+++ The records

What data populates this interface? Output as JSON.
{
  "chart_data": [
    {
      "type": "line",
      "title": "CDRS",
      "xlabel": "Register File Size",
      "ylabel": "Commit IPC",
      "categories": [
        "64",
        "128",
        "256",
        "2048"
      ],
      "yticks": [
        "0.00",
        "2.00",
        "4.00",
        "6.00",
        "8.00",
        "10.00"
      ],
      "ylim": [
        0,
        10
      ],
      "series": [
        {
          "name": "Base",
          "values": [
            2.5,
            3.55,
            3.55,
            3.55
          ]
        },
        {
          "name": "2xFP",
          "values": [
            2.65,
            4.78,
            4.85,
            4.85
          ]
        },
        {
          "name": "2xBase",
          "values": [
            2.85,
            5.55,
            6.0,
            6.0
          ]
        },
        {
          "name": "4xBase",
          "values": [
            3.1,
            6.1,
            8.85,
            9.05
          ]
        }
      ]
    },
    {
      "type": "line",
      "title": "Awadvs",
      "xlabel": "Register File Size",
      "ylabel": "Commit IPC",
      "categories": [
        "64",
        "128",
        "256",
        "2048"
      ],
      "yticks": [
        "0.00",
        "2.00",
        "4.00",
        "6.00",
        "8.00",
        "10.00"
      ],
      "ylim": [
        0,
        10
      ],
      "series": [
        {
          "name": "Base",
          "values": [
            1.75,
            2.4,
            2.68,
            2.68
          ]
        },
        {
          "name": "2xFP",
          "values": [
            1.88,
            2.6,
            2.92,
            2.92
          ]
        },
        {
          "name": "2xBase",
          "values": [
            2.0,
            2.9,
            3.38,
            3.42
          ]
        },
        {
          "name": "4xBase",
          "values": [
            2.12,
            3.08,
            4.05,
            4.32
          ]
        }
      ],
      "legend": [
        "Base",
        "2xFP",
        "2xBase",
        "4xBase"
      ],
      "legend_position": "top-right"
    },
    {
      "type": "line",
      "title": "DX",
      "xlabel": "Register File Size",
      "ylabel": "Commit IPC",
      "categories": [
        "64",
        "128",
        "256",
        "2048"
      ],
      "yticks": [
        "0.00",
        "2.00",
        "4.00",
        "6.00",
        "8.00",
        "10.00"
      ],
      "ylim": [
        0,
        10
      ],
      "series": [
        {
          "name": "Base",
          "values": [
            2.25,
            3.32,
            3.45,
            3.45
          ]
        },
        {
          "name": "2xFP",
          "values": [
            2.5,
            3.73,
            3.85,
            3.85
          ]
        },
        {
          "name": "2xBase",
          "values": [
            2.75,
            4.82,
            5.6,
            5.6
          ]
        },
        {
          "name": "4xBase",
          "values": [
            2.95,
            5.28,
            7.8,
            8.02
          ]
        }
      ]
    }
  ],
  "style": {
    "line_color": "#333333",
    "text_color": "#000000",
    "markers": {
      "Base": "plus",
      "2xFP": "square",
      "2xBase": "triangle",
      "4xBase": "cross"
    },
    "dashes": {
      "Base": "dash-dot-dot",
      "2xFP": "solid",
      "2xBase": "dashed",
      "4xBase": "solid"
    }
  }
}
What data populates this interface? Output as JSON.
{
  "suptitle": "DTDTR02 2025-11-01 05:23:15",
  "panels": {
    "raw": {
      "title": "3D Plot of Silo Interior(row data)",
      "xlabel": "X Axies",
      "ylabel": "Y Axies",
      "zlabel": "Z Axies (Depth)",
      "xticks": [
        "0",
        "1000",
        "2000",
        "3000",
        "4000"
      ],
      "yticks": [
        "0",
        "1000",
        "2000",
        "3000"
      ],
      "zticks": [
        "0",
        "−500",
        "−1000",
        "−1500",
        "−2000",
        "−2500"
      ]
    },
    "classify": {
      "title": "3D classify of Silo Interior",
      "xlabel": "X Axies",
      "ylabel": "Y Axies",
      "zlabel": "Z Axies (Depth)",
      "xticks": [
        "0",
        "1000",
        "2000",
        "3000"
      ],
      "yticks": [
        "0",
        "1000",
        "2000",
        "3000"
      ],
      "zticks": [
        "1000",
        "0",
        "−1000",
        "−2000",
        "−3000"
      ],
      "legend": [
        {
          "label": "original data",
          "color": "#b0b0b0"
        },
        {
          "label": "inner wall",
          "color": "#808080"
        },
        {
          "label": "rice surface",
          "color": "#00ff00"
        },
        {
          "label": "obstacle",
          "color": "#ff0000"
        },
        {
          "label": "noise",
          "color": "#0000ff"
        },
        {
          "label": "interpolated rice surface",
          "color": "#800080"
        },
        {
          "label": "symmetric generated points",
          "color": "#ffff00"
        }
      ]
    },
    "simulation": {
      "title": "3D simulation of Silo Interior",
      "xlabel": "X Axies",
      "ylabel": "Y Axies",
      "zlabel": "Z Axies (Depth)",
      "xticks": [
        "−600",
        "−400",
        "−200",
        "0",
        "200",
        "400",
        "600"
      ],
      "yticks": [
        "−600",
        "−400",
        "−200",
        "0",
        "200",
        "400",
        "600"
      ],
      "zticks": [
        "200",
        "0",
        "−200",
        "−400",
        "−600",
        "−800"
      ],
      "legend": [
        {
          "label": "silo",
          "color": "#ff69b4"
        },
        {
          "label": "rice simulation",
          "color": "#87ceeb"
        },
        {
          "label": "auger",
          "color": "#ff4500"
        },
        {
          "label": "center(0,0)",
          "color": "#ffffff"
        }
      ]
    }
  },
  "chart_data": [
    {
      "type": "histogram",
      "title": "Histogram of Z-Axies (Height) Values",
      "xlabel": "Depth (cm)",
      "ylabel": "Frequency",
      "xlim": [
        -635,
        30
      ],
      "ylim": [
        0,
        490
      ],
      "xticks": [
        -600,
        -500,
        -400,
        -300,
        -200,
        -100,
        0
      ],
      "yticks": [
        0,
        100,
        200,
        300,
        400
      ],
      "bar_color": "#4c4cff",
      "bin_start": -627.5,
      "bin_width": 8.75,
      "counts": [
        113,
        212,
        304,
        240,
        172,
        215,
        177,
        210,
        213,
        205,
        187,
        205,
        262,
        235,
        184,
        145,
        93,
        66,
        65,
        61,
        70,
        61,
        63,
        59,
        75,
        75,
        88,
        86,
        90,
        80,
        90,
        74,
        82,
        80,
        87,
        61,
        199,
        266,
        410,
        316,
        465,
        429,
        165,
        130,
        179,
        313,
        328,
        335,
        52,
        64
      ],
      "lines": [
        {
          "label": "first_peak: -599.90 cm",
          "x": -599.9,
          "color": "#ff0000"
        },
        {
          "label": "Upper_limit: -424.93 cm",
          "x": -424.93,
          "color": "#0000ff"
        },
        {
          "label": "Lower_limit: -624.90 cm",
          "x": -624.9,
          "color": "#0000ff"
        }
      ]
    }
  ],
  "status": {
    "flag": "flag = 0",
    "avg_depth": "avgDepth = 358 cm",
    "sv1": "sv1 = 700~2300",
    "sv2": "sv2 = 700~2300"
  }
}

++++++

Request: Copy out every line of the material above that mentions the word "classify".

Result of the exercise:
    "classify": {
      "title": "3D classify of Silo Interior",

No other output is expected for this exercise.